• **Problem details**:
Write out each line word for word. Drop pictures.
---*---
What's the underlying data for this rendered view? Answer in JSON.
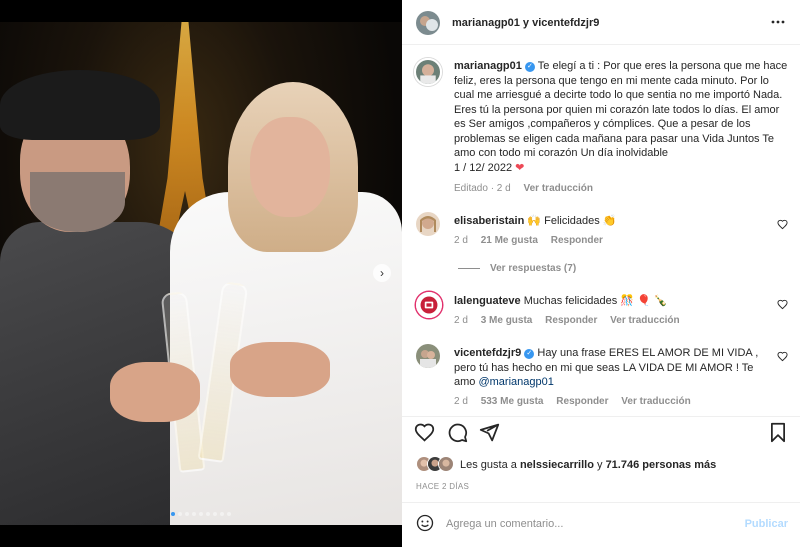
{
  "header": {
    "title": "marianagp01 y vicentefdzjr9",
    "more_icon": "more-horizontal-icon"
  },
  "caption": {
    "username": "marianagp01",
    "text": "Te elegí a ti : Por que eres la persona que me hace feliz, eres la persona que tengo en mi mente cada minuto. Por lo cual me arriesgué a decirte todo lo que sentia no me importó Nada. Eres tú la persona por quien mi corazón late todos lo días. El amor es Ser amigos ,compañeros y cómplices. Que a pesar de los problemas se eligen cada mañana para pasar una Vida Juntos Te amo con todo mi corazón Un día inolvidable",
    "date_line": "1 / 12/ 2022",
    "heart_emoji": "❤",
    "edited": "Editado · 2 d",
    "translate": "Ver traducción"
  },
  "comments": [
    {
      "username": "elisaberistain",
      "text": "🙌 Felicidades 👏",
      "age": "2 d",
      "likes": "21 Me gusta",
      "reply": "Responder",
      "view_replies": "Ver respuestas (7)"
    },
    {
      "username": "lalenguateve",
      "text": "Muchas felicidades 🎊 🎈 🍾",
      "age": "2 d",
      "likes": "3 Me gusta",
      "reply": "Responder",
      "translate": "Ver traducción"
    },
    {
      "username": "vicentefdzjr9",
      "text": "Hay una frase ERES EL AMOR DE MI VIDA , pero tú has hecho en mi que seas LA VIDA DE MI AMOR ! Te amo",
      "mention": "@marianagp01",
      "age": "2 d",
      "likes": "533 Me gusta",
      "reply": "Responder",
      "translate": "Ver traducción"
    }
  ],
  "likes": {
    "prefix": "Les gusta a",
    "user": "nelssiecarrillo",
    "connector": "y",
    "others": "71.746 personas más"
  },
  "timestamp": "HACE 2 DÍAS",
  "add_comment": {
    "placeholder": "Agrega un comentario...",
    "publish": "Publicar"
  },
  "colors": {
    "link_blue": "#00376b",
    "verified_blue": "#3897f0",
    "heart_red": "#ed4956",
    "muted": "#8e8e8e",
    "publish_disabled": "#b3dbff"
  },
  "carousel": {
    "slides": 9,
    "active": 1
  }
}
---*---
• **Solution below**:
What's the underlying data for this rendered view? Answer in JSON.
{
  "header": {
    "title": "marianagp01 y vicentefdzjr9",
    "more_icon": "more-horizontal-icon"
  },
  "caption": {
    "username": "marianagp01",
    "text": "Te elegí a ti : Por que eres la persona que me hace feliz, eres la persona que tengo en mi mente cada minuto. Por lo cual me arriesgué a decirte todo lo que sentia no me importó Nada. Eres tú la persona por quien mi corazón late todos lo días. El amor es Ser amigos ,compañeros y cómplices. Que a pesar de los problemas se eligen cada mañana para pasar una Vida Juntos Te amo con todo mi corazón Un día inolvidable",
    "date_line": "1 / 12/ 2022",
    "heart_emoji": "❤",
    "edited": "Editado · 2 d",
    "translate": "Ver traducción"
  },
  "comments": [
    {
      "username": "elisaberistain",
      "text": "🙌 Felicidades 👏",
      "age": "2 d",
      "likes": "21 Me gusta",
      "reply": "Responder",
      "view_replies": "Ver respuestas (7)"
    },
    {
      "username": "lalenguateve",
      "text": "Muchas felicidades 🎊 🎈 🍾",
      "age": "2 d",
      "likes": "3 Me gusta",
      "reply": "Responder",
      "translate": "Ver traducción"
    },
    {
      "username": "vicentefdzjr9",
      "text": "Hay una frase ERES EL AMOR DE MI VIDA , pero tú has hecho en mi que seas LA VIDA DE MI AMOR ! Te amo",
      "mention": "@marianagp01",
      "age": "2 d",
      "likes": "533 Me gusta",
      "reply": "Responder",
      "translate": "Ver traducción"
    }
  ],
  "likes": {
    "prefix": "Les gusta a",
    "user": "nelssiecarrillo",
    "connector": "y",
    "others": "71.746 personas más"
  },
  "timestamp": "HACE 2 DÍAS",
  "add_comment": {
    "placeholder": "Agrega un comentario...",
    "publish": "Publicar"
  },
  "colors": {
    "link_blue": "#00376b",
    "verified_blue": "#3897f0",
    "heart_red": "#ed4956",
    "muted": "#8e8e8e",
    "publish_disabled": "#b3dbff"
  },
  "carousel": {
    "slides": 9,
    "active": 1
  }
}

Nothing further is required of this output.